## Start Supplied material
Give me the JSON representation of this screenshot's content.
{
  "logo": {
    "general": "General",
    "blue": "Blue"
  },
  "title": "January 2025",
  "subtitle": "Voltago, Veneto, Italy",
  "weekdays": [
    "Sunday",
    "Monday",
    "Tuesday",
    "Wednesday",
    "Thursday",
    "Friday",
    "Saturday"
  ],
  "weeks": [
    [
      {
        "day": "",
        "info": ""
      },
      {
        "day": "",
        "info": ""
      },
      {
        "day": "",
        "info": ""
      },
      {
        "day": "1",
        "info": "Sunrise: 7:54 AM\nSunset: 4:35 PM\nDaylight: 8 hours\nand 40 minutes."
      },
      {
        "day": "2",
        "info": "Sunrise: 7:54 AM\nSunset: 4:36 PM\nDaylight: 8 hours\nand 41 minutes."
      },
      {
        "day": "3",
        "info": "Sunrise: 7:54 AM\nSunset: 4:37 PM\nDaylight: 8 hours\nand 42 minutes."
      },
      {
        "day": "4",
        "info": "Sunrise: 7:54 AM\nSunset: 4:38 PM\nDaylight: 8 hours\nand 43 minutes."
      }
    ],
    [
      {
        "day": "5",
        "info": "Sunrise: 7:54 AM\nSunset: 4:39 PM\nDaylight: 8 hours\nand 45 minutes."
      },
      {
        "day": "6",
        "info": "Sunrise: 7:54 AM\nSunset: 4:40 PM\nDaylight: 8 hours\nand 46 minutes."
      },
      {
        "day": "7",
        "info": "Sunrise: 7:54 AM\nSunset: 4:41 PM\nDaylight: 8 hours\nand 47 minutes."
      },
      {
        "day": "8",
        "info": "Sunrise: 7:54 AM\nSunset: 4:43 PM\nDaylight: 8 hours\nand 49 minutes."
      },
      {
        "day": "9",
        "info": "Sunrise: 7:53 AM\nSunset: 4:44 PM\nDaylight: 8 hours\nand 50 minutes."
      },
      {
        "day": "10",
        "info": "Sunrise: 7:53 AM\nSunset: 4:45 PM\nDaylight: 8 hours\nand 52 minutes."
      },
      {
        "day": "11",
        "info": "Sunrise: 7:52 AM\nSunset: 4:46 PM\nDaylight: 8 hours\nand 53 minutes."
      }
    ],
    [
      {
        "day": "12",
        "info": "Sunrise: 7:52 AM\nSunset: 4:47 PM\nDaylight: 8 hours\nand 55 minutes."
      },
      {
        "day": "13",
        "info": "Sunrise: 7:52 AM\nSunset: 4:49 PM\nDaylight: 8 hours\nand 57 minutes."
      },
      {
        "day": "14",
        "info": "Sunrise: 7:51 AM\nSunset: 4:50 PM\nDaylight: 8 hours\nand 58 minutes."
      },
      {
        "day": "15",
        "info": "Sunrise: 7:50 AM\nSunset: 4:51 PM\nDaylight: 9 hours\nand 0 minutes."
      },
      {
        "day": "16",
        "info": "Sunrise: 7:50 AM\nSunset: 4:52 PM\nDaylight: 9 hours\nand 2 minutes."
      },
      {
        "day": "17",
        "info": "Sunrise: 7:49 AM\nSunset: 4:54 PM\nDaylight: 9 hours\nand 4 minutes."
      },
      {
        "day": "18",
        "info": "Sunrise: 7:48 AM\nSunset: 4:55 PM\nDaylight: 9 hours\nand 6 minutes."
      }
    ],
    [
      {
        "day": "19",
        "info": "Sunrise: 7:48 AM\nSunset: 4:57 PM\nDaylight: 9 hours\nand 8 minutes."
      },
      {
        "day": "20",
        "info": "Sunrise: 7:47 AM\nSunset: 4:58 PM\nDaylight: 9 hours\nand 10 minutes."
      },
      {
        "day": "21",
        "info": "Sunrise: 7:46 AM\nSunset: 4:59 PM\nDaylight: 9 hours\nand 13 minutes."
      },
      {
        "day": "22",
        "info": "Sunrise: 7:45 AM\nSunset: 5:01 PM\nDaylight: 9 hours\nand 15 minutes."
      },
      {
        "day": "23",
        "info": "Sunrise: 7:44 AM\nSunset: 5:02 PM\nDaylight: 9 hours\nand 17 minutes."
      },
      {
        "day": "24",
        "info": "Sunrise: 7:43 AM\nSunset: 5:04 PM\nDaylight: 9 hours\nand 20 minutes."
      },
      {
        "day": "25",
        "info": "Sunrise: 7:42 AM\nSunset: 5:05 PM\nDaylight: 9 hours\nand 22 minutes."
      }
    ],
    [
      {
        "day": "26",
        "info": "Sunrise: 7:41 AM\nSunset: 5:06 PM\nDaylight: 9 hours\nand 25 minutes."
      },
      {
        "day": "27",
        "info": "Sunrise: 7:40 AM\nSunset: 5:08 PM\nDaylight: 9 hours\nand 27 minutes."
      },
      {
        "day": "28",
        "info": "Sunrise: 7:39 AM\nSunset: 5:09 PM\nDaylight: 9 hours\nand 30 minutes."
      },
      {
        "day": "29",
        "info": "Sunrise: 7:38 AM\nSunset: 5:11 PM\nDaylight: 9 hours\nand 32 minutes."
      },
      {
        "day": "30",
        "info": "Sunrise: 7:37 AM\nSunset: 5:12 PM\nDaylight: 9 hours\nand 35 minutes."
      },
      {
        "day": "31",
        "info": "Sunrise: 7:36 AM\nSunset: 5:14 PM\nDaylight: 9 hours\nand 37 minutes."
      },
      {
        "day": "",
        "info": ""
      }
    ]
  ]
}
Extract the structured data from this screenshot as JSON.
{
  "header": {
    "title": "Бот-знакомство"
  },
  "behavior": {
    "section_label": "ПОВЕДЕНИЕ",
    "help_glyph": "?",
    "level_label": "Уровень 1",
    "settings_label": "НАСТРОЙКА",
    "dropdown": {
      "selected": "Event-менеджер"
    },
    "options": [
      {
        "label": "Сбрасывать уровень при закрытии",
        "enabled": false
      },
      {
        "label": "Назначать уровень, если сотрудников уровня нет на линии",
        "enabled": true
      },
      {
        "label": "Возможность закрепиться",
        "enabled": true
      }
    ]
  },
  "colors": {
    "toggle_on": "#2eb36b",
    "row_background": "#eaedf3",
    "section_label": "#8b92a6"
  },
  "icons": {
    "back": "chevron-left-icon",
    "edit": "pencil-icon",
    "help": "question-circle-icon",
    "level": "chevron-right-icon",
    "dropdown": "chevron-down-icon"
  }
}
## End Supplied material
**Written problem:** Recopy the entries above in their entirety, exactly.

**Exercise output:**
Give me the JSON representation of this screenshot's content.
{
  "logo": {
    "general": "General",
    "blue": "Blue"
  },
  "title": "January 2025",
  "subtitle": "Voltago, Veneto, Italy",
  "weekdays": [
    "Sunday",
    "Monday",
    "Tuesday",
    "Wednesday",
    "Thursday",
    "Friday",
    "Saturday"
  ],
  "weeks": [
    [
      {
        "day": "",
        "info": ""
      },
      {
        "day": "",
        "info": ""
      },
      {
        "day": "",
        "info": ""
      },
      {
        "day": "1",
        "info": "Sunrise: 7:54 AM\nSunset: 4:35 PM\nDaylight: 8 hours\nand 40 minutes."
      },
      {
        "day": "2",
        "info": "Sunrise: 7:54 AM\nSunset: 4:36 PM\nDaylight: 8 hours\nand 41 minutes."
      },
      {
        "day": "3",
        "info": "Sunrise: 7:54 AM\nSunset: 4:37 PM\nDaylight: 8 hours\nand 42 minutes."
      },
      {
        "day": "4",
        "info": "Sunrise: 7:54 AM\nSunset: 4:38 PM\nDaylight: 8 hours\nand 43 minutes."
      }
    ],
    [
      {
        "day": "5",
        "info": "Sunrise: 7:54 AM\nSunset: 4:39 PM\nDaylight: 8 hours\nand 45 minutes."
      },
      {
        "day": "6",
        "info": "Sunrise: 7:54 AM\nSunset: 4:40 PM\nDaylight: 8 hours\nand 46 minutes."
      },
      {
        "day": "7",
        "info": "Sunrise: 7:54 AM\nSunset: 4:41 PM\nDaylight: 8 hours\nand 47 minutes."
      },
      {
        "day": "8",
        "info": "Sunrise: 7:54 AM\nSunset: 4:43 PM\nDaylight: 8 hours\nand 49 minutes."
      },
      {
        "day": "9",
        "info": "Sunrise: 7:53 AM\nSunset: 4:44 PM\nDaylight: 8 hours\nand 50 minutes."
      },
      {
        "day": "10",
        "info": "Sunrise: 7:53 AM\nSunset: 4:45 PM\nDaylight: 8 hours\nand 52 minutes."
      },
      {
        "day": "11",
        "info": "Sunrise: 7:52 AM\nSunset: 4:46 PM\nDaylight: 8 hours\nand 53 minutes."
      }
    ],
    [
      {
        "day": "12",
        "info": "Sunrise: 7:52 AM\nSunset: 4:47 PM\nDaylight: 8 hours\nand 55 minutes."
      },
      {
        "day": "13",
        "info": "Sunrise: 7:52 AM\nSunset: 4:49 PM\nDaylight: 8 hours\nand 57 minutes."
      },
      {
        "day": "14",
        "info": "Sunrise: 7:51 AM\nSunset: 4:50 PM\nDaylight: 8 hours\nand 58 minutes."
      },
      {
        "day": "15",
        "info": "Sunrise: 7:50 AM\nSunset: 4:51 PM\nDaylight: 9 hours\nand 0 minutes."
      },
      {
        "day": "16",
        "info": "Sunrise: 7:50 AM\nSunset: 4:52 PM\nDaylight: 9 hours\nand 2 minutes."
      },
      {
        "day": "17",
        "info": "Sunrise: 7:49 AM\nSunset: 4:54 PM\nDaylight: 9 hours\nand 4 minutes."
      },
      {
        "day": "18",
        "info": "Sunrise: 7:48 AM\nSunset: 4:55 PM\nDaylight: 9 hours\nand 6 minutes."
      }
    ],
    [
      {
        "day": "19",
        "info": "Sunrise: 7:48 AM\nSunset: 4:57 PM\nDaylight: 9 hours\nand 8 minutes."
      },
      {
        "day": "20",
        "info": "Sunrise: 7:47 AM\nSunset: 4:58 PM\nDaylight: 9 hours\nand 10 minutes."
      },
      {
        "day": "21",
        "info": "Sunrise: 7:46 AM\nSunset: 4:59 PM\nDaylight: 9 hours\nand 13 minutes."
      },
      {
        "day": "22",
        "info": "Sunrise: 7:45 AM\nSunset: 5:01 PM\nDaylight: 9 hours\nand 15 minutes."
      },
      {
        "day": "23",
        "info": "Sunrise: 7:44 AM\nSunset: 5:02 PM\nDaylight: 9 hours\nand 17 minutes."
      },
      {
        "day": "24",
        "info": "Sunrise: 7:43 AM\nSunset: 5:04 PM\nDaylight: 9 hours\nand 20 minutes."
      },
      {
        "day": "25",
        "info": "Sunrise: 7:42 AM\nSunset: 5:05 PM\nDaylight: 9 hours\nand 22 minutes."
      }
    ],
    [
      {
        "day": "26",
        "info": "Sunrise: 7:41 AM\nSunset: 5:06 PM\nDaylight: 9 hours\nand 25 minutes."
      },
      {
        "day": "27",
        "info": "Sunrise: 7:40 AM\nSunset: 5:08 PM\nDaylight: 9 hours\nand 27 minutes."
      },
      {
        "day": "28",
        "info": "Sunrise: 7:39 AM\nSunset: 5:09 PM\nDaylight: 9 hours\nand 30 minutes."
      },
      {
        "day": "29",
        "info": "Sunrise: 7:38 AM\nSunset: 5:11 PM\nDaylight: 9 hours\nand 32 minutes."
      },
      {
        "day": "30",
        "info": "Sunrise: 7:37 AM\nSunset: 5:12 PM\nDaylight: 9 hours\nand 35 minutes."
      },
      {
        "day": "31",
        "info": "Sunrise: 7:36 AM\nSunset: 5:14 PM\nDaylight: 9 hours\nand 37 minutes."
      },
      {
        "day": "",
        "info": ""
      }
    ]
  ]
}
Extract the structured data from this screenshot as JSON.
{
  "header": {
    "title": "Бот-знакомство"
  },
  "behavior": {
    "section_label": "ПОВЕДЕНИЕ",
    "help_glyph": "?",
    "level_label": "Уровень 1",
    "settings_label": "НАСТРОЙКА",
    "dropdown": {
      "selected": "Event-менеджер"
    },
    "options": [
      {
        "label": "Сбрасывать уровень при закрытии",
        "enabled": false
      },
      {
        "label": "Назначать уровень, если сотрудников уровня нет на линии",
        "enabled": true
      },
      {
        "label": "Возможность закрепиться",
        "enabled": true
      }
    ]
  },
  "colors": {
    "toggle_on": "#2eb36b",
    "row_background": "#eaedf3",
    "section_label": "#8b92a6"
  },
  "icons": {
    "back": "chevron-left-icon",
    "edit": "pencil-icon",
    "help": "question-circle-icon",
    "level": "chevron-right-icon",
    "dropdown": "chevron-down-icon"
  }
}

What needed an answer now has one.